> _Entries shown_:
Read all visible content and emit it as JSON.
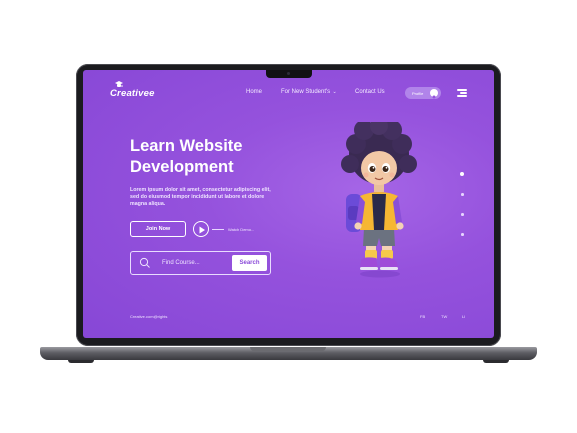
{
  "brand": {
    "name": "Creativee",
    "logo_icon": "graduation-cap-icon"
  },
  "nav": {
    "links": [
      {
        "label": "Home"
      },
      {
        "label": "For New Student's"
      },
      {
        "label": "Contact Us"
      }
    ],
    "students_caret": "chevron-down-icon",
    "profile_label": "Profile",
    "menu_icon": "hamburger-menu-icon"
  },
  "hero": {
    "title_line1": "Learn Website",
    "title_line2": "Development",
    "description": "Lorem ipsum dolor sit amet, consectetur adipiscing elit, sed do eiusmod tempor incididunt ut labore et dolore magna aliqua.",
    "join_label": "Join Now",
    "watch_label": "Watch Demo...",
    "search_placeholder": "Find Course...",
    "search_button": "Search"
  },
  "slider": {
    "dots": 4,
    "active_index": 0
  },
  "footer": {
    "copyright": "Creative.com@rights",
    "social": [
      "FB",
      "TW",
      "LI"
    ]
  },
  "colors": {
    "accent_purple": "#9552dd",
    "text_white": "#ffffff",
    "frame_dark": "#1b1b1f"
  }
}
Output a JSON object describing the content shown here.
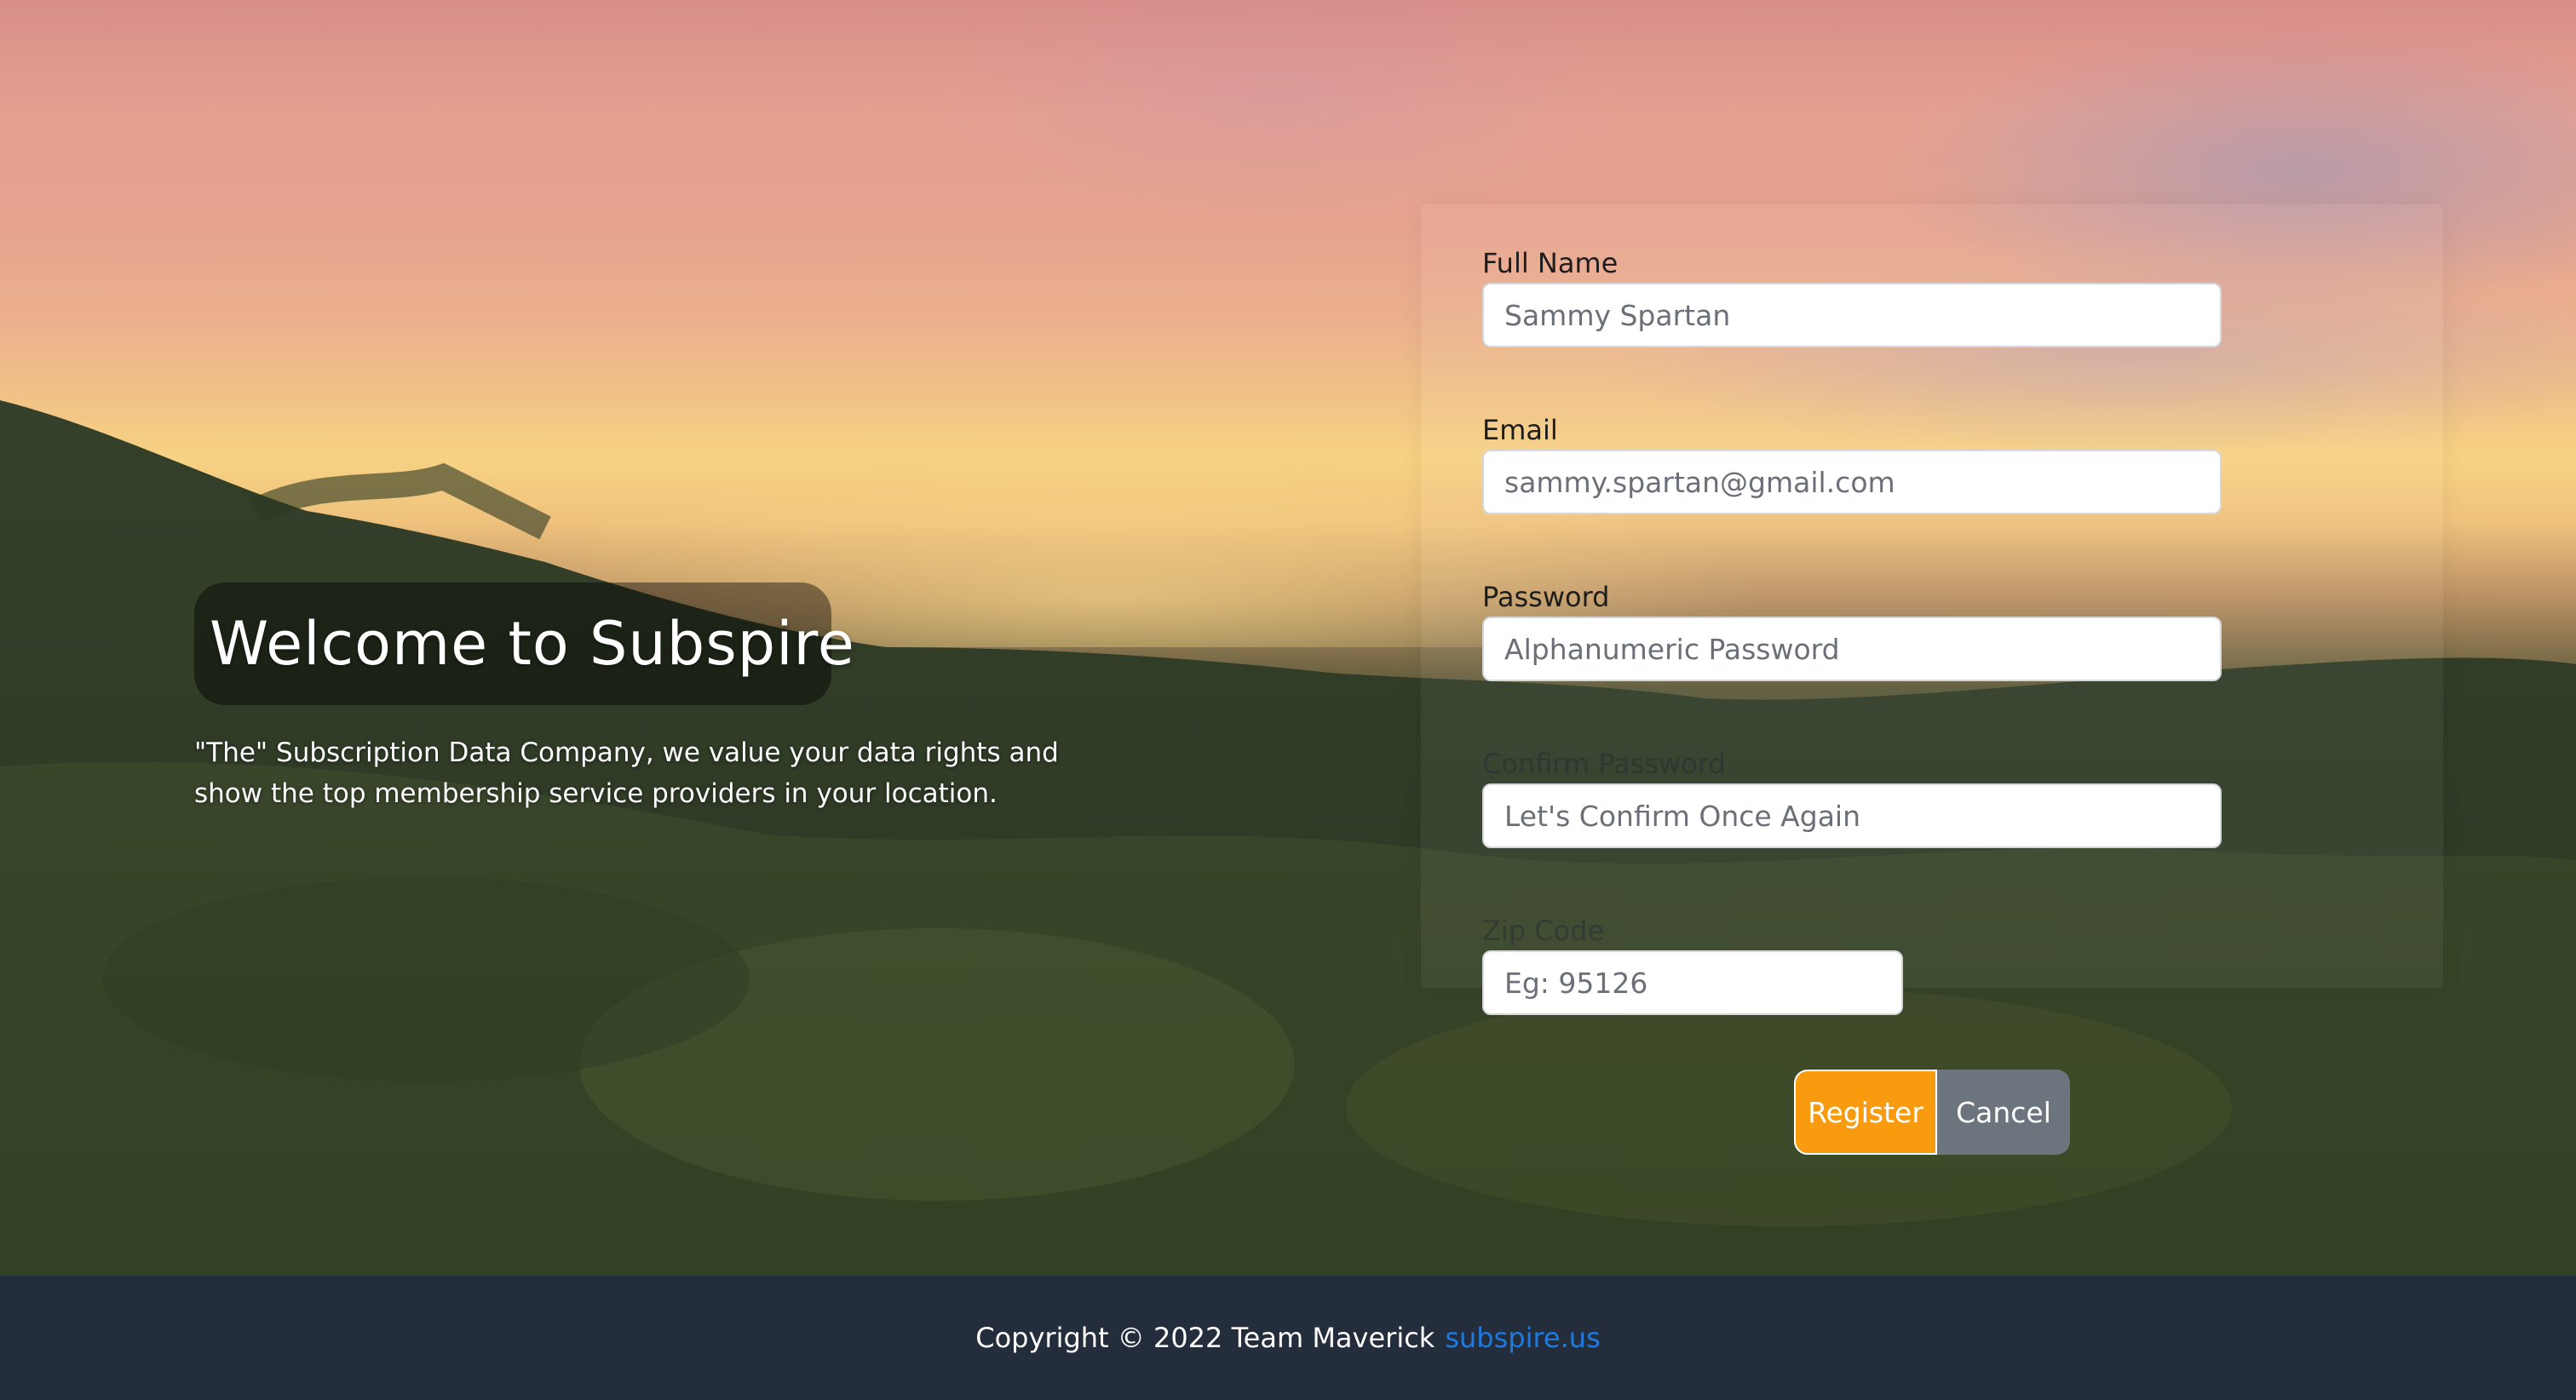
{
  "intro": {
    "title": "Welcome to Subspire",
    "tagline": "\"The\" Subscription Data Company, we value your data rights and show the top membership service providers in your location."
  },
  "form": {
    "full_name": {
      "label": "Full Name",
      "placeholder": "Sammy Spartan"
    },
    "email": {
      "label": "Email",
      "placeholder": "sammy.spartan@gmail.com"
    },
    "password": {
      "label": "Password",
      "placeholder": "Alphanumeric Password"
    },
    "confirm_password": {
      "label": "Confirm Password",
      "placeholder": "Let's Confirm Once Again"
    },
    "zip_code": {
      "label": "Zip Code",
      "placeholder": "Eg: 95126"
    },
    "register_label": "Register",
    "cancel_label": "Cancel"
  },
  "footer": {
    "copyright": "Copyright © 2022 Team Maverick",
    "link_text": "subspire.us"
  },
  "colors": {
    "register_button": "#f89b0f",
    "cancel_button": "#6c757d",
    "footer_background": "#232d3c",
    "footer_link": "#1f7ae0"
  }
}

> _Direction_:
The lines to be quoted run from the line containing "Output a JSON" through the end of the entries above, both included; quote them exactly and leave out any pictures.

> _Task response_:
Output a JSON object describing the content shown here.
{
  "intro": {
    "title": "Welcome to Subspire",
    "tagline": "\"The\" Subscription Data Company, we value your data rights and show the top membership service providers in your location."
  },
  "form": {
    "full_name": {
      "label": "Full Name",
      "placeholder": "Sammy Spartan"
    },
    "email": {
      "label": "Email",
      "placeholder": "sammy.spartan@gmail.com"
    },
    "password": {
      "label": "Password",
      "placeholder": "Alphanumeric Password"
    },
    "confirm_password": {
      "label": "Confirm Password",
      "placeholder": "Let's Confirm Once Again"
    },
    "zip_code": {
      "label": "Zip Code",
      "placeholder": "Eg: 95126"
    },
    "register_label": "Register",
    "cancel_label": "Cancel"
  },
  "footer": {
    "copyright": "Copyright © 2022 Team Maverick",
    "link_text": "subspire.us"
  },
  "colors": {
    "register_button": "#f89b0f",
    "cancel_button": "#6c757d",
    "footer_background": "#232d3c",
    "footer_link": "#1f7ae0"
  }
}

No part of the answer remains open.